* [WHAT TO PRODUCE]: Please write out the complete listing that follows, exactly as it reads.

* [DATA FOR PROCESSING]:
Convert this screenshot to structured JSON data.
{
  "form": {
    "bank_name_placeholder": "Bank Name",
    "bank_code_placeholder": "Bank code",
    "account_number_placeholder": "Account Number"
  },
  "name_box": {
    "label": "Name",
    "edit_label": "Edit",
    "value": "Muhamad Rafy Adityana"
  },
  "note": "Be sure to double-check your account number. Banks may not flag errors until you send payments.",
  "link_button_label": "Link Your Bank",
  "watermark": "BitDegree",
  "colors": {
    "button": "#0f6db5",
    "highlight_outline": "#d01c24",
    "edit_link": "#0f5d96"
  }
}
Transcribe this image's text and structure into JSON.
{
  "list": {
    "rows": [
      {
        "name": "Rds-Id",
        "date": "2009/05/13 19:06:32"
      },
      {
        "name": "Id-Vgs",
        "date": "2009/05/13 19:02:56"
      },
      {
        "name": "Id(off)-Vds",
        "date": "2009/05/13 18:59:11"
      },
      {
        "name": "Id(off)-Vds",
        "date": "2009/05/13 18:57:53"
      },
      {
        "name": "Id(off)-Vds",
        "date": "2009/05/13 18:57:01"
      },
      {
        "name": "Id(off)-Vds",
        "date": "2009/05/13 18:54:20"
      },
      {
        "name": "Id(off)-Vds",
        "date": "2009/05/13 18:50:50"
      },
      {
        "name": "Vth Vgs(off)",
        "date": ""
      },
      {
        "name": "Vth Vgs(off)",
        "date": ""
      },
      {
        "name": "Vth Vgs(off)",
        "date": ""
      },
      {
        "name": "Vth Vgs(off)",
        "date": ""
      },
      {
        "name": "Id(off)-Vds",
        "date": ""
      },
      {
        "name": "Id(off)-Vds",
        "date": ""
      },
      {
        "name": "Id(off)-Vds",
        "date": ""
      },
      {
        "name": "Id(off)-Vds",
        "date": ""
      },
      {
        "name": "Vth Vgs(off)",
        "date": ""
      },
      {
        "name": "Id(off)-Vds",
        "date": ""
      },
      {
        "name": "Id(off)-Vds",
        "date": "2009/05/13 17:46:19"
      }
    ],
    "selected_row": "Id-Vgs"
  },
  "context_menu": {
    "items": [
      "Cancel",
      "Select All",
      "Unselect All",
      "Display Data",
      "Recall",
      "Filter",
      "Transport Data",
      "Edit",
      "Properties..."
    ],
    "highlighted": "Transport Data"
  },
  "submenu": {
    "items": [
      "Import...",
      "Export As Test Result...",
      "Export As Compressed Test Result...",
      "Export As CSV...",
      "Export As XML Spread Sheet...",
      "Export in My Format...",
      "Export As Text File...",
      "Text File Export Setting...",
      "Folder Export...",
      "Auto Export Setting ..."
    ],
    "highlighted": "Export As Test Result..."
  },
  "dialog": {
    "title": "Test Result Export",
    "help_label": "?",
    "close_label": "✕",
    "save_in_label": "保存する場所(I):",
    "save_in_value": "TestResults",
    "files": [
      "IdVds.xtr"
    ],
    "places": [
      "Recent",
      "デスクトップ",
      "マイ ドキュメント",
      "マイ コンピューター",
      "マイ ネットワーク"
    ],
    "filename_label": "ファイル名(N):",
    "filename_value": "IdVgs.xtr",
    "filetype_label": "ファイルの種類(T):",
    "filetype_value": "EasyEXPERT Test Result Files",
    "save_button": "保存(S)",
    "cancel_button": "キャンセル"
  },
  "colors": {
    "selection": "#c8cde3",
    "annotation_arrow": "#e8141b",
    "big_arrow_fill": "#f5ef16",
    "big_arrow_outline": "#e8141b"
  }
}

* [FINAL RESULT]:
Convert this screenshot to structured JSON data.
{
  "form": {
    "bank_name_placeholder": "Bank Name",
    "bank_code_placeholder": "Bank code",
    "account_number_placeholder": "Account Number"
  },
  "name_box": {
    "label": "Name",
    "edit_label": "Edit",
    "value": "Muhamad Rafy Adityana"
  },
  "note": "Be sure to double-check your account number. Banks may not flag errors until you send payments.",
  "link_button_label": "Link Your Bank",
  "watermark": "BitDegree",
  "colors": {
    "button": "#0f6db5",
    "highlight_outline": "#d01c24",
    "edit_link": "#0f5d96"
  }
}
Transcribe this image's text and structure into JSON.
{
  "list": {
    "rows": [
      {
        "name": "Rds-Id",
        "date": "2009/05/13 19:06:32"
      },
      {
        "name": "Id-Vgs",
        "date": "2009/05/13 19:02:56"
      },
      {
        "name": "Id(off)-Vds",
        "date": "2009/05/13 18:59:11"
      },
      {
        "name": "Id(off)-Vds",
        "date": "2009/05/13 18:57:53"
      },
      {
        "name": "Id(off)-Vds",
        "date": "2009/05/13 18:57:01"
      },
      {
        "name": "Id(off)-Vds",
        "date": "2009/05/13 18:54:20"
      },
      {
        "name": "Id(off)-Vds",
        "date": "2009/05/13 18:50:50"
      },
      {
        "name": "Vth Vgs(off)",
        "date": ""
      },
      {
        "name": "Vth Vgs(off)",
        "date": ""
      },
      {
        "name": "Vth Vgs(off)",
        "date": ""
      },
      {
        "name": "Vth Vgs(off)",
        "date": ""
      },
      {
        "name": "Id(off)-Vds",
        "date": ""
      },
      {
        "name": "Id(off)-Vds",
        "date": ""
      },
      {
        "name": "Id(off)-Vds",
        "date": ""
      },
      {
        "name": "Id(off)-Vds",
        "date": ""
      },
      {
        "name": "Vth Vgs(off)",
        "date": ""
      },
      {
        "name": "Id(off)-Vds",
        "date": ""
      },
      {
        "name": "Id(off)-Vds",
        "date": "2009/05/13 17:46:19"
      }
    ],
    "selected_row": "Id-Vgs"
  },
  "context_menu": {
    "items": [
      "Cancel",
      "Select All",
      "Unselect All",
      "Display Data",
      "Recall",
      "Filter",
      "Transport Data",
      "Edit",
      "Properties..."
    ],
    "highlighted": "Transport Data"
  },
  "submenu": {
    "items": [
      "Import...",
      "Export As Test Result...",
      "Export As Compressed Test Result...",
      "Export As CSV...",
      "Export As XML Spread Sheet...",
      "Export in My Format...",
      "Export As Text File...",
      "Text File Export Setting...",
      "Folder Export...",
      "Auto Export Setting ..."
    ],
    "highlighted": "Export As Test Result..."
  },
  "dialog": {
    "title": "Test Result Export",
    "help_label": "?",
    "close_label": "✕",
    "save_in_label": "保存する場所(I):",
    "save_in_value": "TestResults",
    "files": [
      "IdVds.xtr"
    ],
    "places": [
      "Recent",
      "デスクトップ",
      "マイ ドキュメント",
      "マイ コンピューター",
      "マイ ネットワーク"
    ],
    "filename_label": "ファイル名(N):",
    "filename_value": "IdVgs.xtr",
    "filetype_label": "ファイルの種類(T):",
    "filetype_value": "EasyEXPERT Test Result Files",
    "save_button": "保存(S)",
    "cancel_button": "キャンセル"
  },
  "colors": {
    "selection": "#c8cde3",
    "annotation_arrow": "#e8141b",
    "big_arrow_fill": "#f5ef16",
    "big_arrow_outline": "#e8141b"
  }
}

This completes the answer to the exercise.